=== EXERCISE DATA ===
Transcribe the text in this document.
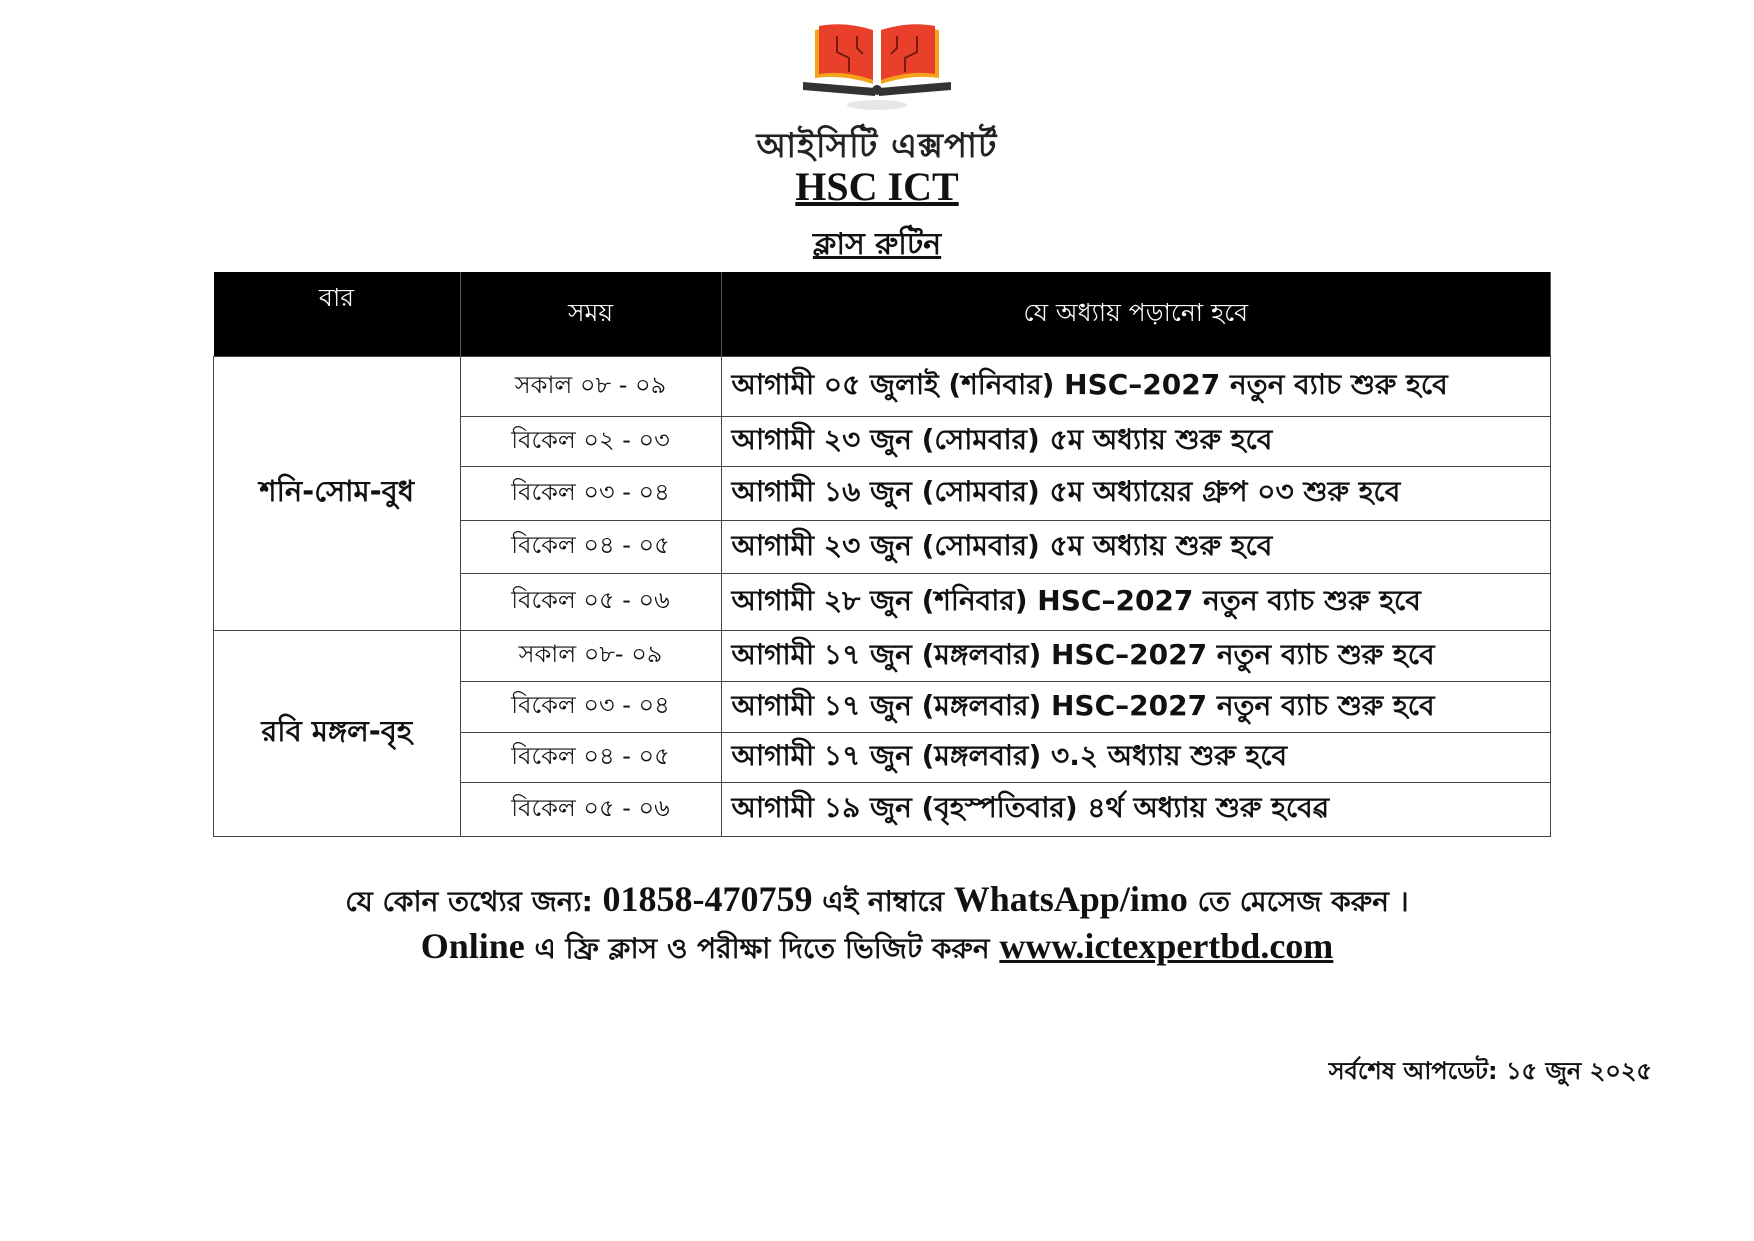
আইসিটি এক্সপার্ট
HSC ICT
ক্লাস রুটিন
বার	সময়	যে অধ্যায় পড়ানো হবে
শনি-সোম-বুধ	সকাল ০৮ - ০৯	আগামী ০৫ জুলাই (শনিবার) HSC–2027 নতুন ব্যাচ শুরু হবে
	বিকেল ০২ - ০৩	আগামী ২৩ জুন (সোমবার) ৫ম অধ্যায় শুরু হবে
	বিকেল ০৩ - ০৪	আগামী ১৬ জুন (সোমবার) ৫ম অধ্যায়ের গ্রুপ ০৩ শুরু হবে
	বিকেল ০৪ - ০৫	আগামী ২৩ জুন (সোমবার) ৫ম অধ্যায় শুরু হবে
	বিকেল ০৫ - ০৬	আগামী ২৮ জুন (শনিবার) HSC–2027 নতুন ব্যাচ শুরু হবে
রবি মঙ্গল-বৃহ	সকাল ০৮- ০৯	আগামী ১৭ জুন (মঙ্গলবার) HSC–2027 নতুন ব্যাচ শুরু হবে
	বিকেল ০৩ - ০৪	আগামী ১৭ জুন (মঙ্গলবার) HSC–2027 নতুন ব্যাচ শুরু হবে
	বিকেল ০৪ - ০৫	আগামী ১৭ জুন (মঙ্গলবার) ৩.২ অধ্যায় শুরু হবে
	বিকেল ০৫ - ০৬	আগামী ১৯ জুন (বৃহস্পতিবার) ৪র্থ অধ্যায় শুরু হবেৱ
যে কোন তথ্যের জন্য: 01858-470759 এই নাম্বারে WhatsApp/imo তে মেসেজ করুন ।
Online এ ফ্রি ক্লাস ও পরীক্ষা দিতে ভিজিট করুন www.ictexpertbd.com
সর্বশেষ আপডেট: ১৫ জুন ২০২৫
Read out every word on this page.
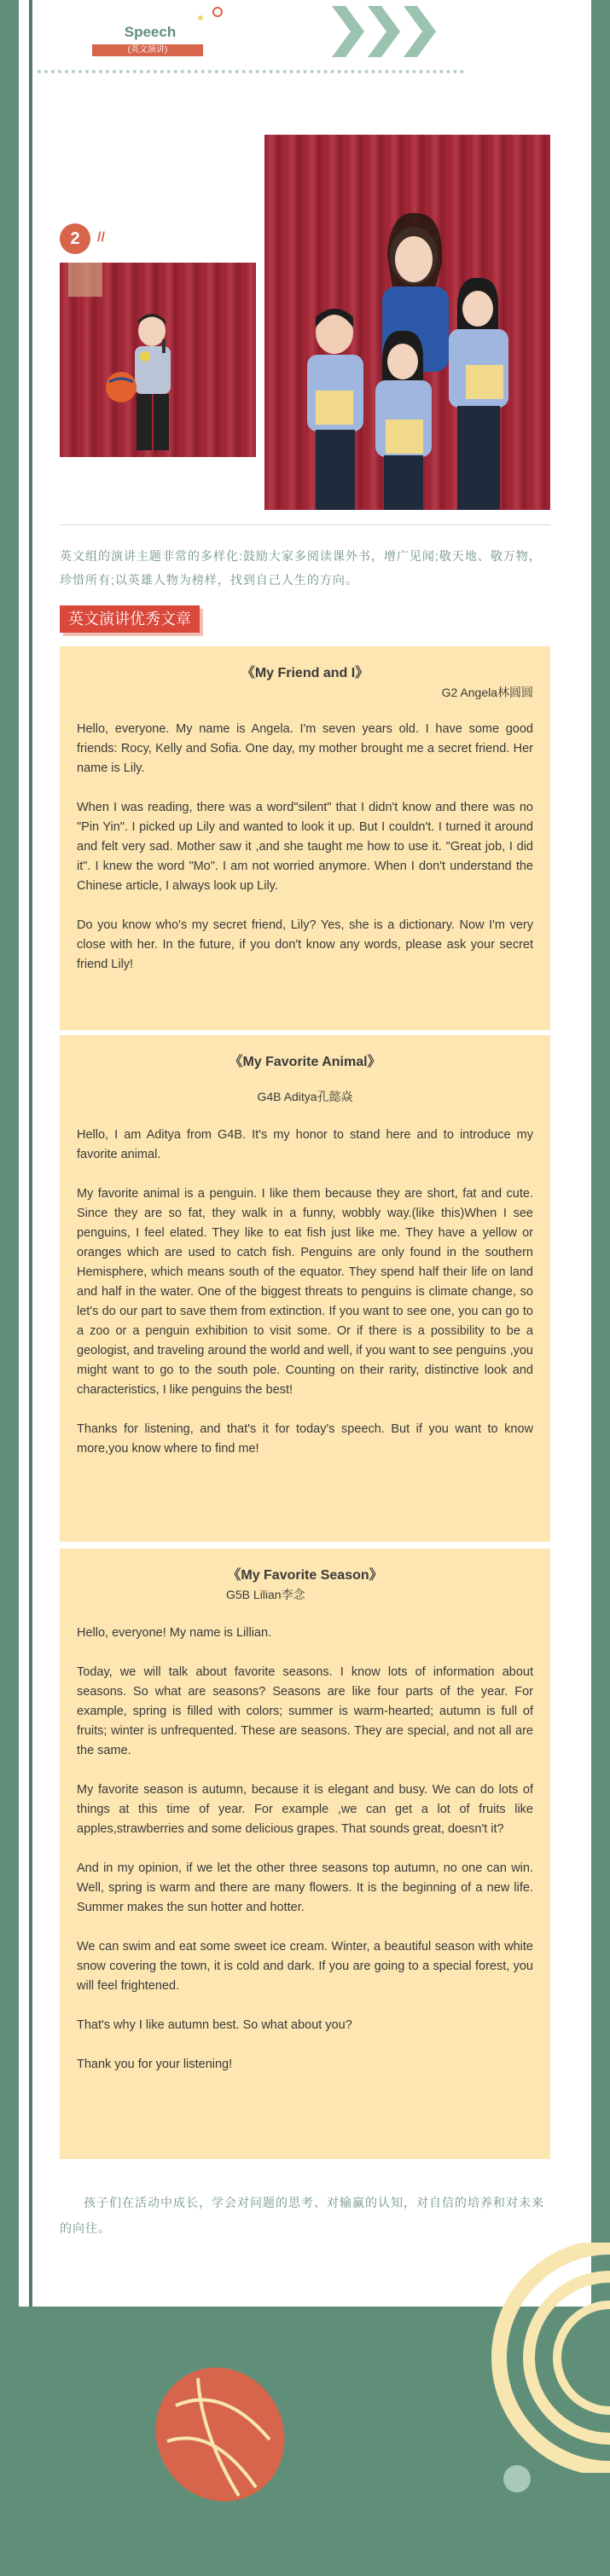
Speech
(英文演讲)
2	//
英文组的演讲主题非常的多样化:鼓励大家多阅读课外书，增广见闻;敬天地、敬万物，珍惜所有;以英雄人物为榜样，找到自己人生的方向。
英文演讲优秀文章
《My Friend and I》
G2 Angela林圆圆

Hello, everyone. My name is Angela. I'm seven years old. I have some good friends: Rocy, Kelly and Sofia. One day, my mother brought me a secret friend. Her name is Lily.

When I was reading, there was a word"silent" that I didn't know and there was no "Pin Yin". I picked up Lily and wanted to look it up. But I couldn't. I turned it around and felt very sad. Mother saw it ,and she taught me how to use it. "Great job, I did it". I knew the word "Mo". I am not worried anymore. When I don't understand the Chinese article, I always look up Lily.

Do you know who's my secret friend, Lily? Yes, she is a dictionary. Now I'm very close with her. In the future, if you don't know any words, please ask your secret friend Lily!

《My Favorite Animal》
G4B Aditya孔懿焱

Hello, I am Aditya from G4B. It's my honor to stand here and to introduce my favorite animal.

My favorite animal is a penguin. I like them because they are short, fat and cute. Since they are so fat, they walk in a funny, wobbly way.(like this)When I see penguins, I feel elated. They like to eat fish just like me. They have a yellow or oranges which are used to catch fish. Penguins are only found in the southern Hemisphere, which means south of the equator. They spend half their life on land and half in the water. One of the biggest threats to penguins is climate change, so let's do our part to save them from extinction. If you want to see one, you can go to a zoo or a penguin exhibition to visit some. Or if there is a possibility to be a geologist, and traveling around the world and well, if you want to see penguins ,you might want to go to the south pole. Counting on their rarity, distinctive look and characteristics, I like penguins the best!

Thanks for listening, and that's it for today's speech. But if you want to know more,you know where to find me!

《My Favorite Season》
G5B Lilian李念

Hello, everyone! My name is Lillian.

Today, we will talk about favorite seasons. I know lots of information about seasons. So what are seasons? Seasons are like four parts of the year. For example, spring is filled with colors; summer is warm-hearted; autumn is full of fruits; winter is unfrequented. These are seasons. They are special, and not all are the same.

My favorite season is autumn, because it is elegant and busy. We can do lots of things at this time of year. For example ,we can get a lot of fruits like apples,strawberries and some delicious grapes. That sounds great, doesn't it?

And in my opinion, if we let the other three seasons top autumn, no one can win. Well, spring is warm and there are many flowers. It is the beginning of a new life. Summer makes the sun hotter and hotter.

We can swim and eat some sweet ice cream. Winter, a beautiful season with white snow covering the town, it is cold and dark. If you are going to a special forest, you will feel frightened.

That's why I like autumn best. So what about you?

Thank you for your listening!

孩子们在活动中成长，学会对问题的思考、对输赢的认知，对自信的培养和对未来的向往。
===
In the material above, tally every line with the string "Hello" in it, then give that number alone.

3